═════ Text block
One of the first steps in the application of change starts with reality.  This is what we call the how of change. If you’re honest about your current reality as a starting point, your chances of successful change are greater.  It’s a tricky topic, and sometimes difficult to accept, but it’s essential to change.

At MC4C, values aren’t a list of aspirational desires you see framed in the foyer of your offices, we believe that what you value is what you do.

If you say you value exercise, but never exercise – then that value is not true for you.  It’s not right or wrong, it just is.

If you say you love spending time gardening, but haven’t gardened in months, – that’s not a true value for you. Its not right or wrong, it just is.

If you say you value watching foreign films, but you haven’t watched one in months – that’s not a true value for you. It’s not right or wrong, it just is.

We use time as an entry point for seeing what we value:

  • What you do with your time…. What you value is what you do 
  • How you are being in this time… What you value is how you do what you do

We look for what you value in what you do and how you are being.

This outlook on values moves you beyond what is good or bad, right or wrong. It helps you to see the truth, both in your actions and inner emotional state.   

Most of us would not think that anything we perceive as negative could be of value to us. Naming some of these values is the best way to learn to see and accept what you value. 

Some examples (do what you value and be what you value):

  • If you spend time in meetings, you value meetings even if they are something you dislike or say you don’t value. (do)
  • If you spend time on the old computer application, then you value the old system regardless of what you think, feel or desire. (do)
  • If you are angry and defensive, you value anger and defensiveness. (be)
  • If you are disillusioned and confused about the change, you value it/being disillusioned or confused. (be)
  • If you are doing the new work, you value it.  If you are not doing the new work, you value that too. (do)
  • If you are avoiding the change (procrastination), you value (procrastination) avoiding the change. (be)

Look at what you do with your time related to a current change process. Regardless of whether you think it is right or wrong, see what you value and say it out aloud.

I value…” – speak out your personal value that seems negative or wrong.

Some value statements from our team:

“I value swimming in the sea daily.”  “I value snacking.”

“I value walking on the mountain.”  “I value working.”

“I value treating people with respect” “I value my own rights.”
══════════
═════ Extracted data
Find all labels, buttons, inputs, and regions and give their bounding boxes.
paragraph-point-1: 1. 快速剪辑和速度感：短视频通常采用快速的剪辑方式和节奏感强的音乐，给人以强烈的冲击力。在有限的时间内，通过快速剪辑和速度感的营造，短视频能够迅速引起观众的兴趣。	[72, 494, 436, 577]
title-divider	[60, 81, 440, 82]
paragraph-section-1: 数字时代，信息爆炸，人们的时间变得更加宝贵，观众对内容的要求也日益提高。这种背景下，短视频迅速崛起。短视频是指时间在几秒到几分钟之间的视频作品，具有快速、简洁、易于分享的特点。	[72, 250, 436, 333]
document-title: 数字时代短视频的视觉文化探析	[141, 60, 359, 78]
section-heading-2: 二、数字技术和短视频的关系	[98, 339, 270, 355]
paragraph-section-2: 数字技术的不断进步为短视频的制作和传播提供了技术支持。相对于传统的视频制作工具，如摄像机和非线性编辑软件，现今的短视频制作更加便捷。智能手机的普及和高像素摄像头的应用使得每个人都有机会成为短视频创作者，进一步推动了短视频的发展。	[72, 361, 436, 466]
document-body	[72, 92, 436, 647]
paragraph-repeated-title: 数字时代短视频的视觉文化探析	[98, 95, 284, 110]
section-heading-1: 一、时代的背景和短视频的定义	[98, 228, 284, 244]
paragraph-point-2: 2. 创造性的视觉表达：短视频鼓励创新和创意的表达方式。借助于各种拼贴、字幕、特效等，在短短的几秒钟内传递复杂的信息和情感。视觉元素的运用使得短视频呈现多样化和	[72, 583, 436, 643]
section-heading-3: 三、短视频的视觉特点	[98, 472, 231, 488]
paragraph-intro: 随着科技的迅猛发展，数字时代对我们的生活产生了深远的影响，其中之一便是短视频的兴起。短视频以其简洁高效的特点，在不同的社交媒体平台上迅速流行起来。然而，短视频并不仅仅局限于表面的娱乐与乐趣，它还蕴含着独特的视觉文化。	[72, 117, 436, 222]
══════════
◆ **What this exercise asks**
1. Answer these questions from the passage on values and change.
(a) At MC4C, what do they believe that what you value is?
(b) What is used as an entry point for seeing what we value?
(c) If you spend time on the old computer application, what do you value?
2. Pick up the passage on values and change from its final line and write what comes next.

◆ **Outputs**
1.
(a) What you do.
(b) Time.
(c) The old system.

2.
“I value time with my family.” “I value working late and on weekends”

What happens?

Most of us would like to believe that we value only the good, the true, and the beautiful. But this perception limits our capacity to change.

Change requires the ability to see both sides of our stories. Our resistance to this is at the heart of the age-old problem of self-deception.

When designing MC4C over ten years ago, we found that the key to helping people undergo successful change, was to enable them to see their self-deception and resistance to an upcoming change. VALUE became the word that most assisted us in our quest to help people see their starting point in a change journey.

We need to develop the capacity to see both the good and the bad in what we value and do, while at the same time maintaining a constructive outlook.  

Self-deception takes us away from a realistic starting point to the change, and any current or future change becomes more difficult when you start with an incorrect assumption.

The word VALUE has come to our aid. It helps us to see what we are really doing and not what we think or feel we are doing.

Having facilitated thousands of people though the MC4C process, we have seen that this is where people get stuck. It can be difficult to accept existing values. People can get resistant and defensive, blocking change.

So, to remind you: “what you value” can also be something negative or something you think or feel you do not value.  It is okay.

Seeing value as simply an action in time and not as a belief or feeling, reduces deception.

What you value is not necessarily right or wrong, but to what you do with your time each day. Where you invest your time, is what you value. And what you are not changing, you are choosing.

This way of seeing value helps cuts through any deceptions or unrealities that relate to change.  You change by doing something new or different, not by changing an idea or a feeling.

If your business has a clear idea of what it wants to change, but has got stuck in the implementation phase, it’s time to check what you value and find the right starting place for the necessary change.